[TASK INPUTS]
------------
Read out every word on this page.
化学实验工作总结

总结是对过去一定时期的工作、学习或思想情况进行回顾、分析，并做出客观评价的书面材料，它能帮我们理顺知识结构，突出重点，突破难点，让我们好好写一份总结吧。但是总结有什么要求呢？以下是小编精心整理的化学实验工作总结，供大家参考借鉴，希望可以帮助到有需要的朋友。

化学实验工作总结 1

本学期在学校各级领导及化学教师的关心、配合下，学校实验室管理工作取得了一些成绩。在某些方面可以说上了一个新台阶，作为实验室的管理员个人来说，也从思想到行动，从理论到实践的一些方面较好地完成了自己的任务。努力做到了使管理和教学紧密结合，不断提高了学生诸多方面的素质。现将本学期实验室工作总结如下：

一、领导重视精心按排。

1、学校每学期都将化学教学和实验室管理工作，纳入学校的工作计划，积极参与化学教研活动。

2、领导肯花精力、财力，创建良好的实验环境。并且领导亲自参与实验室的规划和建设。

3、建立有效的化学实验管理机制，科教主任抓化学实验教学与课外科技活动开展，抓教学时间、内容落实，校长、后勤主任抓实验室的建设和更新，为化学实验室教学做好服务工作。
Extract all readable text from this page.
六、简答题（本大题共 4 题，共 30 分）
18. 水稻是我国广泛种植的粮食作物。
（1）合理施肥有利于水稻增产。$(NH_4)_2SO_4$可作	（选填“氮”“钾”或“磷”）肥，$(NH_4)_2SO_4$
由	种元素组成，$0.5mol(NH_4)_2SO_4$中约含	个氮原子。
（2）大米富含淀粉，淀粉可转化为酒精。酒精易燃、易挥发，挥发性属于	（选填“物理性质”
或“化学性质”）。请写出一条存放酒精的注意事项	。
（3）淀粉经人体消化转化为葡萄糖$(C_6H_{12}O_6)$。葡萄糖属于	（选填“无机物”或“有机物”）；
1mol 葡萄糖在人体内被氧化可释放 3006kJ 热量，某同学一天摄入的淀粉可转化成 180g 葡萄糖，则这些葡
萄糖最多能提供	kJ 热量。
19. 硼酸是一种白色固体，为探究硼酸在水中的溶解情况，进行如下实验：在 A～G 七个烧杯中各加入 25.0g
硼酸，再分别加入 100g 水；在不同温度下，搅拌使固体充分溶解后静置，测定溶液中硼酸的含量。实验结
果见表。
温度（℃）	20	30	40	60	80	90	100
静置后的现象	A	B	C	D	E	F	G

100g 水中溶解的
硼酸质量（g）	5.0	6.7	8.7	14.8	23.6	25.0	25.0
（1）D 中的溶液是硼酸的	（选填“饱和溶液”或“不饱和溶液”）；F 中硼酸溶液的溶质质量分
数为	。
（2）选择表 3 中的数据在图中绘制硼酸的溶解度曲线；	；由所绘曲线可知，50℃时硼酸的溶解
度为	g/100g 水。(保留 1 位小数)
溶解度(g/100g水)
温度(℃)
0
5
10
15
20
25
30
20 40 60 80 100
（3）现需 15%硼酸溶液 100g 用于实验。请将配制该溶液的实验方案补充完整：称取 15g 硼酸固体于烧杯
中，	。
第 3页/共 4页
------------
Beginning with the line that contains "Extract all readable text from this page.", repeat every line through the end of the records and nothing more.

Extract all readable text from this page.
六、简答题（本大题共 4 题，共 30 分）
18. 水稻是我国广泛种植的粮食作物。
（1）合理施肥有利于水稻增产。$(NH_4)_2SO_4$可作	（选填“氮”“钾”或“磷”）肥，$(NH_4)_2SO_4$
由	种元素组成，$0.5mol(NH_4)_2SO_4$中约含	个氮原子。
（2）大米富含淀粉，淀粉可转化为酒精。酒精易燃、易挥发，挥发性属于	（选填“物理性质”
或“化学性质”）。请写出一条存放酒精的注意事项	。
（3）淀粉经人体消化转化为葡萄糖$(C_6H_{12}O_6)$。葡萄糖属于	（选填“无机物”或“有机物”）；
1mol 葡萄糖在人体内被氧化可释放 3006kJ 热量，某同学一天摄入的淀粉可转化成 180g 葡萄糖，则这些葡
萄糖最多能提供	kJ 热量。
19. 硼酸是一种白色固体，为探究硼酸在水中的溶解情况，进行如下实验：在 A～G 七个烧杯中各加入 25.0g
硼酸，再分别加入 100g 水；在不同温度下，搅拌使固体充分溶解后静置，测定溶液中硼酸的含量。实验结
果见表。
温度（℃）	20	30	40	60	80	90	100
静置后的现象	A	B	C	D	E	F	G

100g 水中溶解的
硼酸质量（g）	5.0	6.7	8.7	14.8	23.6	25.0	25.0
（1）D 中的溶液是硼酸的	（选填“饱和溶液”或“不饱和溶液”）；F 中硼酸溶液的溶质质量分
数为	。
（2）选择表 3 中的数据在图中绘制硼酸的溶解度曲线；	；由所绘曲线可知，50℃时硼酸的溶解
度为	g/100g 水。(保留 1 位小数)
溶解度(g/100g水)
温度(℃)
0
5
10
15
20
25
30
20 40 60 80 100
（3）现需 15%硼酸溶液 100g 用于实验。请将配制该溶液的实验方案补充完整：称取 15g 硼酸固体于烧杯
中，	。
第 3页/共 4页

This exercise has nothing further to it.